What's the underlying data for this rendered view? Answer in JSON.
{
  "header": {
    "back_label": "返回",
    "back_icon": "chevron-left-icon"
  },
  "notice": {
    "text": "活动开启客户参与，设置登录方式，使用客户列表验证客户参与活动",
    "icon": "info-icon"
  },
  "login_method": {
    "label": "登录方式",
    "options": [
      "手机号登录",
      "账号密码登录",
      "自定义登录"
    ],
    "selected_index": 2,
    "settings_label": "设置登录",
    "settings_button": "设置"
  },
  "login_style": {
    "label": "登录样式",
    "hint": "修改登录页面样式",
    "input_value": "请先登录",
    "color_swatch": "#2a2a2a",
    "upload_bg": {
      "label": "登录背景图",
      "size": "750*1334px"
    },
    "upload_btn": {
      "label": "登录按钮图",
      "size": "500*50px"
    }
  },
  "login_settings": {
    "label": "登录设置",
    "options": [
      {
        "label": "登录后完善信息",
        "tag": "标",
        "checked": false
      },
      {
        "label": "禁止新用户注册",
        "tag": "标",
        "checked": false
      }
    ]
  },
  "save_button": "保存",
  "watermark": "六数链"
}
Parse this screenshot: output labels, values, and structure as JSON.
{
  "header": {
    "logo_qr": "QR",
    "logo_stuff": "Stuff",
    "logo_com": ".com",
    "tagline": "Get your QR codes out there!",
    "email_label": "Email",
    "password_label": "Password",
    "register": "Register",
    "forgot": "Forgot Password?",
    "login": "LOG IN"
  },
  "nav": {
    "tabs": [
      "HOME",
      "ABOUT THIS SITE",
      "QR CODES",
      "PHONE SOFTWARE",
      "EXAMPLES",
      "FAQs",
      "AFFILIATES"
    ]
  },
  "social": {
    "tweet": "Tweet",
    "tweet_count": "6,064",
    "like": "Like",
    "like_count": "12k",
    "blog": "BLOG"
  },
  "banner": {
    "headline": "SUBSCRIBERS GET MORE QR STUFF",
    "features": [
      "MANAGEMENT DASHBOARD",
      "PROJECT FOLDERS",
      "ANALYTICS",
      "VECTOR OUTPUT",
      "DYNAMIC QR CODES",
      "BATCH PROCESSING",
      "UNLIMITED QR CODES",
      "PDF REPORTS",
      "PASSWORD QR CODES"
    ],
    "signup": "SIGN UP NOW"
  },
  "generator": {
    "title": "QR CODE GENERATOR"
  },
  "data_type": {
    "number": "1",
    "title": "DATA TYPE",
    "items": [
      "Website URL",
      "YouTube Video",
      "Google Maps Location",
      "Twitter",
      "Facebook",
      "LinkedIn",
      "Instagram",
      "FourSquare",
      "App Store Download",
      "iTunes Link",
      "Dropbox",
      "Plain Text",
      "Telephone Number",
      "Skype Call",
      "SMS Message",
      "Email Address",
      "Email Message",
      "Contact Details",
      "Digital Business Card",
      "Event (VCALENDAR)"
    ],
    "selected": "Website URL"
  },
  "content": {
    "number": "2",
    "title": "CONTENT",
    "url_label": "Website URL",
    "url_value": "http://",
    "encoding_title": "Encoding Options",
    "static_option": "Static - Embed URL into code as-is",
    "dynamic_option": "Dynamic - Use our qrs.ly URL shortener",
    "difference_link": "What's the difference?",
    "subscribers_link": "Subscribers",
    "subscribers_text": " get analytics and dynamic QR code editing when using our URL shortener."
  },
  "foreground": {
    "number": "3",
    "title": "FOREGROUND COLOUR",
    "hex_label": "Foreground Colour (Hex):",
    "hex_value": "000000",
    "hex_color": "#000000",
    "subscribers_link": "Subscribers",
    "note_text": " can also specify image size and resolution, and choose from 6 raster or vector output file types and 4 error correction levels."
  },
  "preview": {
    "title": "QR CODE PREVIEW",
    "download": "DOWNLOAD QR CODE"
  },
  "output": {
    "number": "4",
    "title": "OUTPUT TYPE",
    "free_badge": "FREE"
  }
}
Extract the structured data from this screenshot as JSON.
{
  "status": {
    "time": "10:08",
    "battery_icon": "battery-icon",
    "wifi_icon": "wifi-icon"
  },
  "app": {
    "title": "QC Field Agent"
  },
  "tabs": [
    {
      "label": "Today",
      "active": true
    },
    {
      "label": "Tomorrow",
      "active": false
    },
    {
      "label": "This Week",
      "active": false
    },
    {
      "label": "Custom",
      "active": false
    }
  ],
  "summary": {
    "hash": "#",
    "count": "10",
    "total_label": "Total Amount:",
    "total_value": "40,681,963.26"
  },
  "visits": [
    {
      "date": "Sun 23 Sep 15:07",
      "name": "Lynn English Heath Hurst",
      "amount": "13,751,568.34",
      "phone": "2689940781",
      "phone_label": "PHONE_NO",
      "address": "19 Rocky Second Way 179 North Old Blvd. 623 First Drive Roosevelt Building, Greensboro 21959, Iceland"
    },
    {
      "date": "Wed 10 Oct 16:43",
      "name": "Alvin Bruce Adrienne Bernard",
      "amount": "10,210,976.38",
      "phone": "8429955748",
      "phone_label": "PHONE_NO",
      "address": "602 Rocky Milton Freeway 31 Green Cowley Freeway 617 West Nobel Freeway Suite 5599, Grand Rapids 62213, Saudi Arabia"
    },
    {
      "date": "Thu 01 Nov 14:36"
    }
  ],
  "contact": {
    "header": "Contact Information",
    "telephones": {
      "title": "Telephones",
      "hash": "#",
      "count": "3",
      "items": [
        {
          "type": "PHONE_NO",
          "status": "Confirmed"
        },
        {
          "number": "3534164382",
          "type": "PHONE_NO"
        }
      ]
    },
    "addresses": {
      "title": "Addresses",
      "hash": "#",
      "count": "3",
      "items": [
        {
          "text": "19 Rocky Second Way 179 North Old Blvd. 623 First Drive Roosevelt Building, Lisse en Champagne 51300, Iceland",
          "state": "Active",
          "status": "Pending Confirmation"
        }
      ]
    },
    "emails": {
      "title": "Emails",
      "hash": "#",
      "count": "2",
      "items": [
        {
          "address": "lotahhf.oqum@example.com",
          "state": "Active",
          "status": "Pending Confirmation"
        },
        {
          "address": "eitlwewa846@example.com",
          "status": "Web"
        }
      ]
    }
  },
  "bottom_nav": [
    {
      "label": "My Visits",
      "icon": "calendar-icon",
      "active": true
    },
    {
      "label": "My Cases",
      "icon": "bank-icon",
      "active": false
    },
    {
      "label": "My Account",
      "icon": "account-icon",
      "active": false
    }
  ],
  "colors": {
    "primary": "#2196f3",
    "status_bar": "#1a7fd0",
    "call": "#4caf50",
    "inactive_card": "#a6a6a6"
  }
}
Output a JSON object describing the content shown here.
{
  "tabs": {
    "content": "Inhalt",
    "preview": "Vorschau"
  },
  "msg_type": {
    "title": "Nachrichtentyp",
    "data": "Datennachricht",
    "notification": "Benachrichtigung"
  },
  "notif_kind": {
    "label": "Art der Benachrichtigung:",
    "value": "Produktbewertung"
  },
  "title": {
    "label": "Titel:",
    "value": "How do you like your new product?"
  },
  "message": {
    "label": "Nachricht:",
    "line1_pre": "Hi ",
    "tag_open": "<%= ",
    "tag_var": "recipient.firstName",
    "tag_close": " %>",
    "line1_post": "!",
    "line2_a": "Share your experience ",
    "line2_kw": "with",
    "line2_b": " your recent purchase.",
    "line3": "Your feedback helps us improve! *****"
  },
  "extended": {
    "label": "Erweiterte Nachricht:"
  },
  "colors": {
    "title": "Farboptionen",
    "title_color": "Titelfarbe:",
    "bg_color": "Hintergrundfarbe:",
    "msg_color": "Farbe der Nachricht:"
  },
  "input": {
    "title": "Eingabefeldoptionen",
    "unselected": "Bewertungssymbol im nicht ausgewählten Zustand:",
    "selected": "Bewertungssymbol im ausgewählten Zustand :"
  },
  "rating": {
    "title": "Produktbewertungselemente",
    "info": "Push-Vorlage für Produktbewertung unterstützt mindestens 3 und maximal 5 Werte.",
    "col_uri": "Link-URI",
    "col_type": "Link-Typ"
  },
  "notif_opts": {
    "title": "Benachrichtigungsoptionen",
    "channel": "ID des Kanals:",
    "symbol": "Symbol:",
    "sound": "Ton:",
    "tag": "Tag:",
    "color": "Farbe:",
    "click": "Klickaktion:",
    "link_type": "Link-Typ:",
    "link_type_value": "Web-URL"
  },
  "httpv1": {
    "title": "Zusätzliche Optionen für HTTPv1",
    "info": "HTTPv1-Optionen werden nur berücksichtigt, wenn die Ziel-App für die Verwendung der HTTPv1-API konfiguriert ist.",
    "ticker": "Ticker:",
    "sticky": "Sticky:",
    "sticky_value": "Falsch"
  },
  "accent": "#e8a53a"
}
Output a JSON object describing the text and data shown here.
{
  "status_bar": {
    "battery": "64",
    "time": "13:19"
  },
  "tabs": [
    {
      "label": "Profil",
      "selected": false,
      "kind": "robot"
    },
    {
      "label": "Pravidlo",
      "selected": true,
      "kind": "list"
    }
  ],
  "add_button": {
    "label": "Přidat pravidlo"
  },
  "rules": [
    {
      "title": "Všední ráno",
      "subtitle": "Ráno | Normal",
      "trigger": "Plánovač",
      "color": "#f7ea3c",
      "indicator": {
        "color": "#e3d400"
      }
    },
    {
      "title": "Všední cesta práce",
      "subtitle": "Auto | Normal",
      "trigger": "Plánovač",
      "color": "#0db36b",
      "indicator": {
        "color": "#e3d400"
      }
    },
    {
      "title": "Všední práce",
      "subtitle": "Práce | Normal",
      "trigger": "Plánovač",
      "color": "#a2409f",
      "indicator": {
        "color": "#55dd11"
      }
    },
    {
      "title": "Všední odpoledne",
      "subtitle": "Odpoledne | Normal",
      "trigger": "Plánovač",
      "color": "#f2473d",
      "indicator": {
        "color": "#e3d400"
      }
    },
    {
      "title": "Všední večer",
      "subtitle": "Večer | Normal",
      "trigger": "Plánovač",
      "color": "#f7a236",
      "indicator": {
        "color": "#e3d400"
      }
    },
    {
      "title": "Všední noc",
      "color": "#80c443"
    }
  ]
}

----

Brief = From the listing, copy every line where the string "Zustand" appears.

Answer in full =
    "unselected": "Bewertungssymbol im nicht ausgewählten Zustand:",
    "selected": "Bewertungssymbol im ausgewählten Zustand :"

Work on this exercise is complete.